(Source records)
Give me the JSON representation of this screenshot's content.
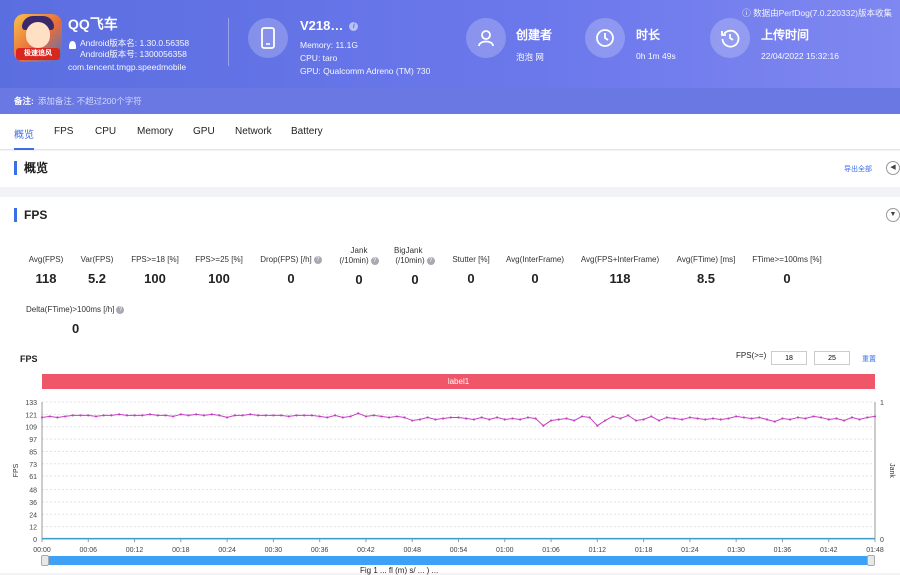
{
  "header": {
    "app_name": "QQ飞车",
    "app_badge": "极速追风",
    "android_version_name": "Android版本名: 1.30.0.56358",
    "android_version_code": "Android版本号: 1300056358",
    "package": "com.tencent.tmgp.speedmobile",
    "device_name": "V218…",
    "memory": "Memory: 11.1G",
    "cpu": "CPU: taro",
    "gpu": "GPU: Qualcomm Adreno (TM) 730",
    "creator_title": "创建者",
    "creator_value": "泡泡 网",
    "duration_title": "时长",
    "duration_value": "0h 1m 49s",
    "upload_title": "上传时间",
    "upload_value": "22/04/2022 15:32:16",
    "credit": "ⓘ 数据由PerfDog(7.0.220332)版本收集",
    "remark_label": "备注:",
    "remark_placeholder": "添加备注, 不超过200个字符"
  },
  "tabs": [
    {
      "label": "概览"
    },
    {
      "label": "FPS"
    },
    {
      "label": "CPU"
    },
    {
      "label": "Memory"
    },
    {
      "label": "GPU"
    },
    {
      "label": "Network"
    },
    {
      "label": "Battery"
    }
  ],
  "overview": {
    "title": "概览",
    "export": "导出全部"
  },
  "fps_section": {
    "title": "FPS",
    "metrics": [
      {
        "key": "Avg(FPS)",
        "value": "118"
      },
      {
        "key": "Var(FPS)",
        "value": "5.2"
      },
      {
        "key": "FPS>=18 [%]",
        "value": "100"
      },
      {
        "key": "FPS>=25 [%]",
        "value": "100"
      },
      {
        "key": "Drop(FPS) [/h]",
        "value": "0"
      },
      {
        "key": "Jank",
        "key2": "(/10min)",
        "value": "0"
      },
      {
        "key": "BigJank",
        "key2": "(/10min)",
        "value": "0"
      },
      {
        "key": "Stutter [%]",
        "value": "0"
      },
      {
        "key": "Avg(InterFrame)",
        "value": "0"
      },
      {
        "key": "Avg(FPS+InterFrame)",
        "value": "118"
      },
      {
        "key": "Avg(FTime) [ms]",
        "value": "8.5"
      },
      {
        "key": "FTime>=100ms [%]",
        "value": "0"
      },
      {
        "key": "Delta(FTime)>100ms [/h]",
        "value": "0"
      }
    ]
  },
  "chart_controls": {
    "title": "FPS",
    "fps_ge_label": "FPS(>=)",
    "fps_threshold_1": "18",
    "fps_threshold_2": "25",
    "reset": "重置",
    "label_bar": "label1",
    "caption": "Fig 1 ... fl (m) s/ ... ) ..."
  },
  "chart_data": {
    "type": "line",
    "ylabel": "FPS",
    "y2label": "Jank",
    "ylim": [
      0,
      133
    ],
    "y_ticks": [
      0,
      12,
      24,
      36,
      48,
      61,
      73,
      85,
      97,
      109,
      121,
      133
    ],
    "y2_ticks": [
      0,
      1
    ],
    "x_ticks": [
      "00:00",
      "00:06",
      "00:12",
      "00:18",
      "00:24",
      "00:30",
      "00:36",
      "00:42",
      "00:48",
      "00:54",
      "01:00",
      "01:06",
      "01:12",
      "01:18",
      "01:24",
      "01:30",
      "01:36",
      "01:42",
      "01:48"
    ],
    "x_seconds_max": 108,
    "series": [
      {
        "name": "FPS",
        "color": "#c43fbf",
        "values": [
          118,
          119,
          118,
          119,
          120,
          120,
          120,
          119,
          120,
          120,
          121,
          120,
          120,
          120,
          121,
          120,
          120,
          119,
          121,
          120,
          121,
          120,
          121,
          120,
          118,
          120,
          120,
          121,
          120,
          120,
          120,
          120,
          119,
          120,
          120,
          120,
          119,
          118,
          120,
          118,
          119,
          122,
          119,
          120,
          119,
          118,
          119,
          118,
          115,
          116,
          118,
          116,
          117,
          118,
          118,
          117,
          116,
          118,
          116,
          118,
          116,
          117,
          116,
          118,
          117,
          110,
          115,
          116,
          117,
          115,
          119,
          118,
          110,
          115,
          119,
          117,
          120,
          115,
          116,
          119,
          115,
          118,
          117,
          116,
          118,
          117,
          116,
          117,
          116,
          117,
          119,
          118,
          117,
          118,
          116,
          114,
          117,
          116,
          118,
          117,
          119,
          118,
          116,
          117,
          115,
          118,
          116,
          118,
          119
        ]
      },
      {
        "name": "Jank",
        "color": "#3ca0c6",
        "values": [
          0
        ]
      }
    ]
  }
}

--- TASK PROMPT ---
Give back all entries exactly. No pictures belong in the copy.

--- ANSWER TO THE TASK ---
Give me the JSON representation of this screenshot's content.
{
  "header": {
    "app_name": "QQ飞车",
    "app_badge": "极速追风",
    "android_version_name": "Android版本名: 1.30.0.56358",
    "android_version_code": "Android版本号: 1300056358",
    "package": "com.tencent.tmgp.speedmobile",
    "device_name": "V218…",
    "memory": "Memory: 11.1G",
    "cpu": "CPU: taro",
    "gpu": "GPU: Qualcomm Adreno (TM) 730",
    "creator_title": "创建者",
    "creator_value": "泡泡 网",
    "duration_title": "时长",
    "duration_value": "0h 1m 49s",
    "upload_title": "上传时间",
    "upload_value": "22/04/2022 15:32:16",
    "credit": "ⓘ 数据由PerfDog(7.0.220332)版本收集",
    "remark_label": "备注:",
    "remark_placeholder": "添加备注, 不超过200个字符"
  },
  "tabs": [
    {
      "label": "概览"
    },
    {
      "label": "FPS"
    },
    {
      "label": "CPU"
    },
    {
      "label": "Memory"
    },
    {
      "label": "GPU"
    },
    {
      "label": "Network"
    },
    {
      "label": "Battery"
    }
  ],
  "overview": {
    "title": "概览",
    "export": "导出全部"
  },
  "fps_section": {
    "title": "FPS",
    "metrics": [
      {
        "key": "Avg(FPS)",
        "value": "118"
      },
      {
        "key": "Var(FPS)",
        "value": "5.2"
      },
      {
        "key": "FPS>=18 [%]",
        "value": "100"
      },
      {
        "key": "FPS>=25 [%]",
        "value": "100"
      },
      {
        "key": "Drop(FPS) [/h]",
        "value": "0"
      },
      {
        "key": "Jank",
        "key2": "(/10min)",
        "value": "0"
      },
      {
        "key": "BigJank",
        "key2": "(/10min)",
        "value": "0"
      },
      {
        "key": "Stutter [%]",
        "value": "0"
      },
      {
        "key": "Avg(InterFrame)",
        "value": "0"
      },
      {
        "key": "Avg(FPS+InterFrame)",
        "value": "118"
      },
      {
        "key": "Avg(FTime) [ms]",
        "value": "8.5"
      },
      {
        "key": "FTime>=100ms [%]",
        "value": "0"
      },
      {
        "key": "Delta(FTime)>100ms [/h]",
        "value": "0"
      }
    ]
  },
  "chart_controls": {
    "title": "FPS",
    "fps_ge_label": "FPS(>=)",
    "fps_threshold_1": "18",
    "fps_threshold_2": "25",
    "reset": "重置",
    "label_bar": "label1",
    "caption": "Fig 1 ... fl (m) s/ ... ) ..."
  },
  "chart_data": {
    "type": "line",
    "ylabel": "FPS",
    "y2label": "Jank",
    "ylim": [
      0,
      133
    ],
    "y_ticks": [
      0,
      12,
      24,
      36,
      48,
      61,
      73,
      85,
      97,
      109,
      121,
      133
    ],
    "y2_ticks": [
      0,
      1
    ],
    "x_ticks": [
      "00:00",
      "00:06",
      "00:12",
      "00:18",
      "00:24",
      "00:30",
      "00:36",
      "00:42",
      "00:48",
      "00:54",
      "01:00",
      "01:06",
      "01:12",
      "01:18",
      "01:24",
      "01:30",
      "01:36",
      "01:42",
      "01:48"
    ],
    "x_seconds_max": 108,
    "series": [
      {
        "name": "FPS",
        "color": "#c43fbf",
        "values": [
          118,
          119,
          118,
          119,
          120,
          120,
          120,
          119,
          120,
          120,
          121,
          120,
          120,
          120,
          121,
          120,
          120,
          119,
          121,
          120,
          121,
          120,
          121,
          120,
          118,
          120,
          120,
          121,
          120,
          120,
          120,
          120,
          119,
          120,
          120,
          120,
          119,
          118,
          120,
          118,
          119,
          122,
          119,
          120,
          119,
          118,
          119,
          118,
          115,
          116,
          118,
          116,
          117,
          118,
          118,
          117,
          116,
          118,
          116,
          118,
          116,
          117,
          116,
          118,
          117,
          110,
          115,
          116,
          117,
          115,
          119,
          118,
          110,
          115,
          119,
          117,
          120,
          115,
          116,
          119,
          115,
          118,
          117,
          116,
          118,
          117,
          116,
          117,
          116,
          117,
          119,
          118,
          117,
          118,
          116,
          114,
          117,
          116,
          118,
          117,
          119,
          118,
          116,
          117,
          115,
          118,
          116,
          118,
          119
        ]
      },
      {
        "name": "Jank",
        "color": "#3ca0c6",
        "values": [
          0
        ]
      }
    ]
  }
}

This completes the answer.